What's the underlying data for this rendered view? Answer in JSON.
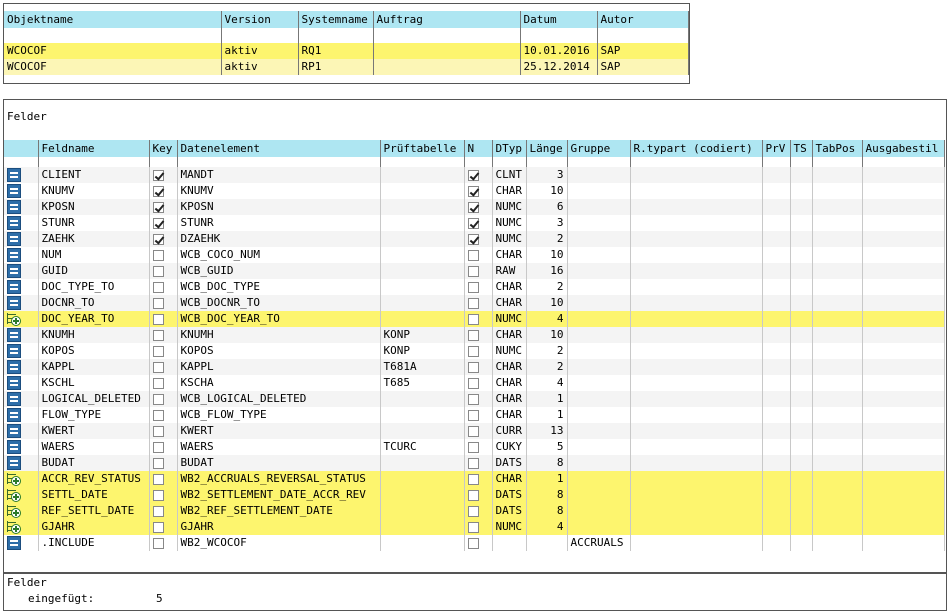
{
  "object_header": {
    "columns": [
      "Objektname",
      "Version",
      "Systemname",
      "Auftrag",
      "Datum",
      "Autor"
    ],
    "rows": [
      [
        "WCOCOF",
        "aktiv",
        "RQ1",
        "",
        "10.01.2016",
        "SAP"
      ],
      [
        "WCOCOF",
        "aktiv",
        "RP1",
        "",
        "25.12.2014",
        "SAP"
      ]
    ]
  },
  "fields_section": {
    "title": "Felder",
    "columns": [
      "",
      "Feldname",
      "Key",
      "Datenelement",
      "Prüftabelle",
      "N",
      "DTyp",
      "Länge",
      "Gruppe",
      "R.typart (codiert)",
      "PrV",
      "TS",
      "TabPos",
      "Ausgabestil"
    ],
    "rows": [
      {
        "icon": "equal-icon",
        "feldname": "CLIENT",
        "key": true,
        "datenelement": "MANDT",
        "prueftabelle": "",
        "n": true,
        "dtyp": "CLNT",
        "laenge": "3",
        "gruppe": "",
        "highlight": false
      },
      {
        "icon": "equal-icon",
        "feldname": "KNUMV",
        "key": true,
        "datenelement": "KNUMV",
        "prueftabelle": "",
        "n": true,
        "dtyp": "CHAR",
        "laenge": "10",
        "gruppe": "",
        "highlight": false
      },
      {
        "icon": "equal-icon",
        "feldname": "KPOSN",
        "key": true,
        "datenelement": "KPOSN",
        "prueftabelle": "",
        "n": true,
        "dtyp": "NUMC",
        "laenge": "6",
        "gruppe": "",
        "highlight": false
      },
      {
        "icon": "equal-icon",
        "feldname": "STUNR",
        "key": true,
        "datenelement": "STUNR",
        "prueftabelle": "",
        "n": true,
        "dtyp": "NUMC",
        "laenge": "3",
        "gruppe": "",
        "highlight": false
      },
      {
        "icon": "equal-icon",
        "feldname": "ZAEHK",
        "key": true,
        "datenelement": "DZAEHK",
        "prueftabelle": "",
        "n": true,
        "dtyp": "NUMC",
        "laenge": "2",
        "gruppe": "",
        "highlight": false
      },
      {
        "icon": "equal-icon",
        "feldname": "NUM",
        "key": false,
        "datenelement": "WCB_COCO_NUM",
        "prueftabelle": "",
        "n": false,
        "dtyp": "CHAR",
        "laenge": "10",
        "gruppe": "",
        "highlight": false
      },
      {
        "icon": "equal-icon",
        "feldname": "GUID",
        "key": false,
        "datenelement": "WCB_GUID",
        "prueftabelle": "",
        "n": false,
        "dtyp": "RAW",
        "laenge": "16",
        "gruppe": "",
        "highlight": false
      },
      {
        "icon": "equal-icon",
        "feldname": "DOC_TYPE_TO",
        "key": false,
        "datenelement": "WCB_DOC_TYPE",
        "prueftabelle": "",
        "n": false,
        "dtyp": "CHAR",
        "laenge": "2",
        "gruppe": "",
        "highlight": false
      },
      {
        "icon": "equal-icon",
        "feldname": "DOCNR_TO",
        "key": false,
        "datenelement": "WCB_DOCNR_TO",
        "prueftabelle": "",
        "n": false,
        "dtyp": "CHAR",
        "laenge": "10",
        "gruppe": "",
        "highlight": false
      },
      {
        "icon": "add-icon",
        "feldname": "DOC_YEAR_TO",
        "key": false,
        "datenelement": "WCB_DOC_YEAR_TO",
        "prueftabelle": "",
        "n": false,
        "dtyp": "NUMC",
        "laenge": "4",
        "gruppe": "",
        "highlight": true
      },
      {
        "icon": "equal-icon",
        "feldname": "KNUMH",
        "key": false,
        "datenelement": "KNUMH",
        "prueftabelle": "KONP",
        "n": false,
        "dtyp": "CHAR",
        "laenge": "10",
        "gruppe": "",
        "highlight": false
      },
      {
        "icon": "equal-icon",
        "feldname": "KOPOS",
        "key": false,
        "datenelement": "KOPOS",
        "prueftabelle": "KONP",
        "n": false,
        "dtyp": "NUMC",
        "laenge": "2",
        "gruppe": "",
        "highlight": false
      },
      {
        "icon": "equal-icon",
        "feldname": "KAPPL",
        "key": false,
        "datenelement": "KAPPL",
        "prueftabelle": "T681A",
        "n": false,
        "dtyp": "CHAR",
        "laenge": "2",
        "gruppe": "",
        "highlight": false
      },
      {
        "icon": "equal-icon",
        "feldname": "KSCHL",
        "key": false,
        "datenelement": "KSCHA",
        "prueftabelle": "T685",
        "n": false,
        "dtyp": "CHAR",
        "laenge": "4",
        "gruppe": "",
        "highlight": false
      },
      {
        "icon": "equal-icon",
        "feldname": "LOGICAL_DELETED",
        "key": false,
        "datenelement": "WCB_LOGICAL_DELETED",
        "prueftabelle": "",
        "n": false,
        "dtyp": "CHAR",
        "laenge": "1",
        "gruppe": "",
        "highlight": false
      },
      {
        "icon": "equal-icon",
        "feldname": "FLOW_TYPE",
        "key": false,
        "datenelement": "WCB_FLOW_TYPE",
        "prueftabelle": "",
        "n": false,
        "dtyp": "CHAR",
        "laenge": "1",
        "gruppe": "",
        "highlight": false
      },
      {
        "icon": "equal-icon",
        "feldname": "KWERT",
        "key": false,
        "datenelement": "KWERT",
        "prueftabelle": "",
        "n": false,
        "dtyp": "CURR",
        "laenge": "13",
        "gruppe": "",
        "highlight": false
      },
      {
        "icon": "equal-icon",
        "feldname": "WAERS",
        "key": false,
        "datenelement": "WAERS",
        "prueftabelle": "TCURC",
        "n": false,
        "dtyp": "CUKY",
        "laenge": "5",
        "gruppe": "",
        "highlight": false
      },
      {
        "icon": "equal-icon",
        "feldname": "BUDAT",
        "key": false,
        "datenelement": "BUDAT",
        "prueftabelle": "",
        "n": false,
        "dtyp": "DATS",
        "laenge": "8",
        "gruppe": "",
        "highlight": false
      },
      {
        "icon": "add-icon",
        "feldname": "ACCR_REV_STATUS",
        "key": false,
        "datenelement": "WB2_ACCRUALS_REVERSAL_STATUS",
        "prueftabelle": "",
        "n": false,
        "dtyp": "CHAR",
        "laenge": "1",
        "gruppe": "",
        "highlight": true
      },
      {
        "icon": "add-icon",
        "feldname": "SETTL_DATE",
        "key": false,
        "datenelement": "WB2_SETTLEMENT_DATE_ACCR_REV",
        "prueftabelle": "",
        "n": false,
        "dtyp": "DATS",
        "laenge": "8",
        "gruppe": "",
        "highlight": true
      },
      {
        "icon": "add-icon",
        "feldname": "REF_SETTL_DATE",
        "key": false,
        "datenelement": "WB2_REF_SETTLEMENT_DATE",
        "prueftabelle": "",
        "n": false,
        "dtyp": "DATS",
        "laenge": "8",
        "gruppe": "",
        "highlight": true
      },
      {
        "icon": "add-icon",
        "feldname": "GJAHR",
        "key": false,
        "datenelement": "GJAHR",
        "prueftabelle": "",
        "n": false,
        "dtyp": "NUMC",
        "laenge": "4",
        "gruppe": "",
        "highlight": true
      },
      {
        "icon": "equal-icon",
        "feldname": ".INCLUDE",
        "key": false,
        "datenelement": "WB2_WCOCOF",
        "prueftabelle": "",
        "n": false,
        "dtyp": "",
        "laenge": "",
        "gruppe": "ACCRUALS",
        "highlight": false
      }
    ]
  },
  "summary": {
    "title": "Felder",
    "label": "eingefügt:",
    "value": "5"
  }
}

•••••

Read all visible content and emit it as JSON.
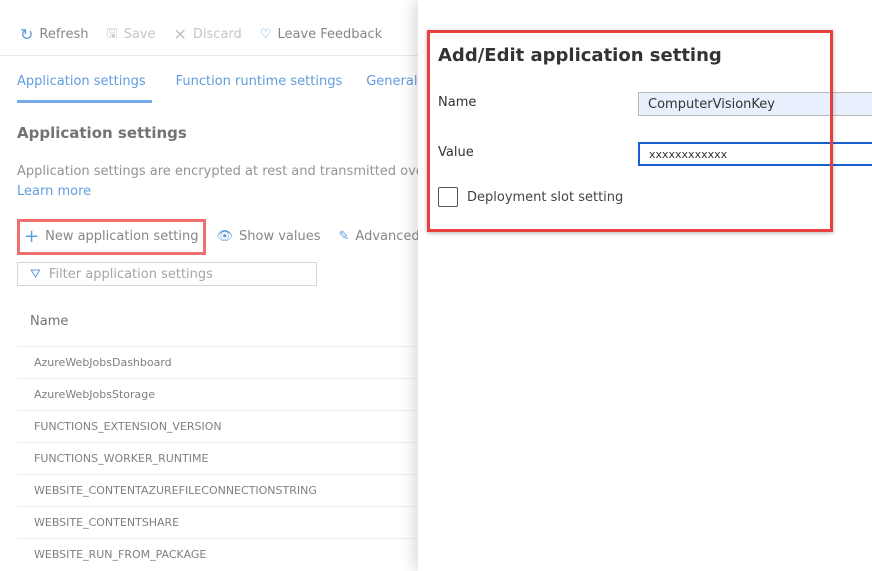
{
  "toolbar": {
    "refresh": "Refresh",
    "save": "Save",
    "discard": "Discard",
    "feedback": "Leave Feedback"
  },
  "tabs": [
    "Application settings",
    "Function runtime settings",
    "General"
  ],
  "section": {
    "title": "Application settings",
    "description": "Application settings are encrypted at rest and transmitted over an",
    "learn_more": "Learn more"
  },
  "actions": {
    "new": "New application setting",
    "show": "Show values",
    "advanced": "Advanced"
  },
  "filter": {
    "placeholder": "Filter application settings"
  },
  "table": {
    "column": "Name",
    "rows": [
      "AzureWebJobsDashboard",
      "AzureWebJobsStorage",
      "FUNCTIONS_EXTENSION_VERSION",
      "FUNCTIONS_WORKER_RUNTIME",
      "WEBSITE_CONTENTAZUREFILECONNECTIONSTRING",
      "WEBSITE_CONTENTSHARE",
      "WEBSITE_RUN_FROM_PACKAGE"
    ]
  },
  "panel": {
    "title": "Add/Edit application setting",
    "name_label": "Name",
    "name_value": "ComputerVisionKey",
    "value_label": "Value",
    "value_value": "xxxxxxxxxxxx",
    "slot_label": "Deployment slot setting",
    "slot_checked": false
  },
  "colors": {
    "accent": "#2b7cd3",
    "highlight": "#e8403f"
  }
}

•••••

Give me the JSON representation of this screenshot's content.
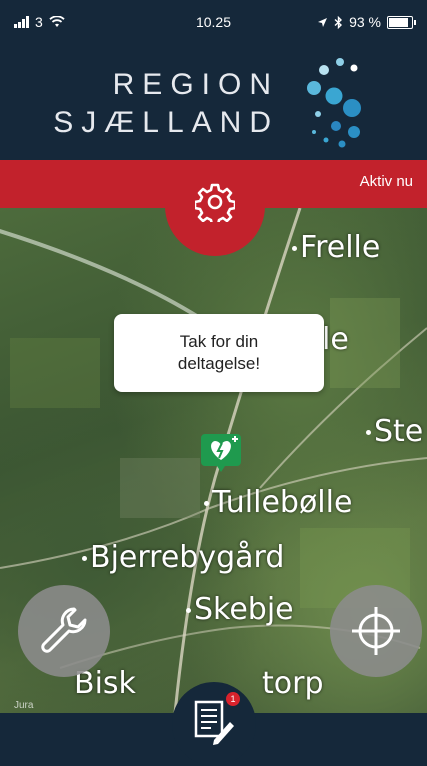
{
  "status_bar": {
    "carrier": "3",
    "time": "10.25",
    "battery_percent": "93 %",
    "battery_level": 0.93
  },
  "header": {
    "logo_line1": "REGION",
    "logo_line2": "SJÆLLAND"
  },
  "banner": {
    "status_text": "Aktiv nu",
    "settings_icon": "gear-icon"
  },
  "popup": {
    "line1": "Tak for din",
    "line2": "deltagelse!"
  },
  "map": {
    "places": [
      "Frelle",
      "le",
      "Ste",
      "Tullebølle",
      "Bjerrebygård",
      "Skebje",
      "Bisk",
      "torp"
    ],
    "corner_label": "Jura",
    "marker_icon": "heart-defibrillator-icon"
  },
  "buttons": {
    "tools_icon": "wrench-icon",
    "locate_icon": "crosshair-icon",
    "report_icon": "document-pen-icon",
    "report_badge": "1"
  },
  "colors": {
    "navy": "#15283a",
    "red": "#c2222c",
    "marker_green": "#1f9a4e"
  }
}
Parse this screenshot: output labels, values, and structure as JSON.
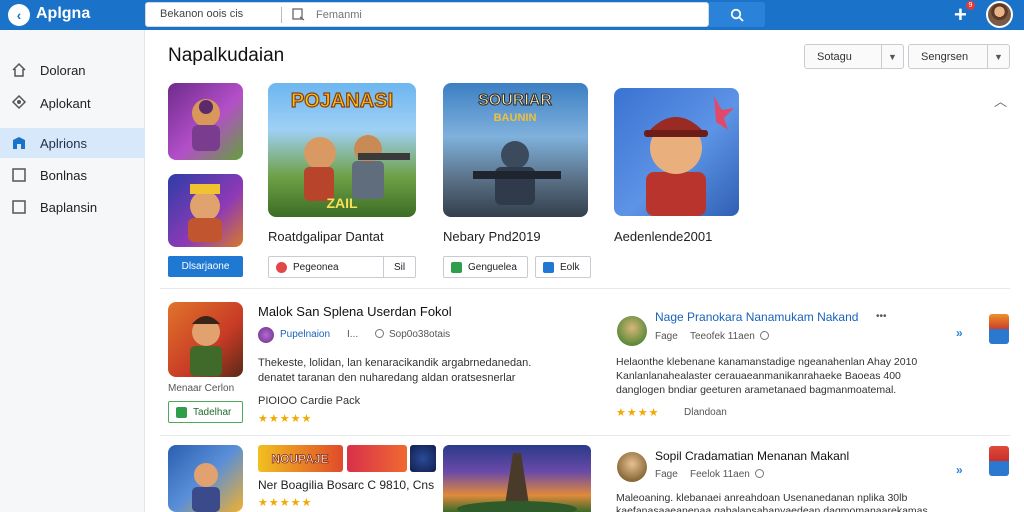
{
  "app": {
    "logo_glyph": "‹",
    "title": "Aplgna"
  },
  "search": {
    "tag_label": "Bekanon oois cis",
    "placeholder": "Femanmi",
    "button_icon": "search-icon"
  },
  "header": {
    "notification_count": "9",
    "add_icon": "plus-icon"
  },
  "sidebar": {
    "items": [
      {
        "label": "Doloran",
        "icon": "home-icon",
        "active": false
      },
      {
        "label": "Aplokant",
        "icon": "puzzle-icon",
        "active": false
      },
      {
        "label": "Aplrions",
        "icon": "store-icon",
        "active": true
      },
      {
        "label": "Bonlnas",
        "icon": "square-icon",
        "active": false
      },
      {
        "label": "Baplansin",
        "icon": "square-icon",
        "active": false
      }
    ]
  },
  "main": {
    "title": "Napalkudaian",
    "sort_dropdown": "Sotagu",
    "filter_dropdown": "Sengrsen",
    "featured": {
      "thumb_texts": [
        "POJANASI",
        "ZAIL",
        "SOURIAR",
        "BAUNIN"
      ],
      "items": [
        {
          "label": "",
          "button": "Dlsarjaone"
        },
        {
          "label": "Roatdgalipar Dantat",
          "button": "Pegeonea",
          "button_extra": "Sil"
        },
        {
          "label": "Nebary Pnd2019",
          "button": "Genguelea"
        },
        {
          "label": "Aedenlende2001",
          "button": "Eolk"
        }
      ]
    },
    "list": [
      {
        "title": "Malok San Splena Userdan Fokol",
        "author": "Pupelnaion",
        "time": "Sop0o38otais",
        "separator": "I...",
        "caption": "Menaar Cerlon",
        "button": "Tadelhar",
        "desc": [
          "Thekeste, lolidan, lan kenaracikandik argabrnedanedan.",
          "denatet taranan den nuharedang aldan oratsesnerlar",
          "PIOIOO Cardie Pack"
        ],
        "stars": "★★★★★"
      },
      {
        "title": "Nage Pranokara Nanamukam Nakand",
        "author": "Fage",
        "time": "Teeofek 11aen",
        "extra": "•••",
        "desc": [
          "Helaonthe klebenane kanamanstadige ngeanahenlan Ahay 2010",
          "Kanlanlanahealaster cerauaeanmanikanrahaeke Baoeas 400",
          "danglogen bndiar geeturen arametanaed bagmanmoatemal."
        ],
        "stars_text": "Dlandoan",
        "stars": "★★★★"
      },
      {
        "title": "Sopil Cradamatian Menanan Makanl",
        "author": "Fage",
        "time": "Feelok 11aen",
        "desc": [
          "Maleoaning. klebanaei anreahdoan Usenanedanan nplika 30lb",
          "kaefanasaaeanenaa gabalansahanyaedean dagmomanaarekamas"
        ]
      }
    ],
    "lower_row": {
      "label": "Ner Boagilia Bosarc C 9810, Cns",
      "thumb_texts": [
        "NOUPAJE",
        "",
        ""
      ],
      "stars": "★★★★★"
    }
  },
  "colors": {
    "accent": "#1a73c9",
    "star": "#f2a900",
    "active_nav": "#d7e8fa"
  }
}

•••••

Aim> Only lines with the word "screenshot" are wanted, so copy each one from the records.

Output for this task>
Give me the JSON representation of this screenshot's content.
Parse this screenshot: output labels, values, and structure as JSON.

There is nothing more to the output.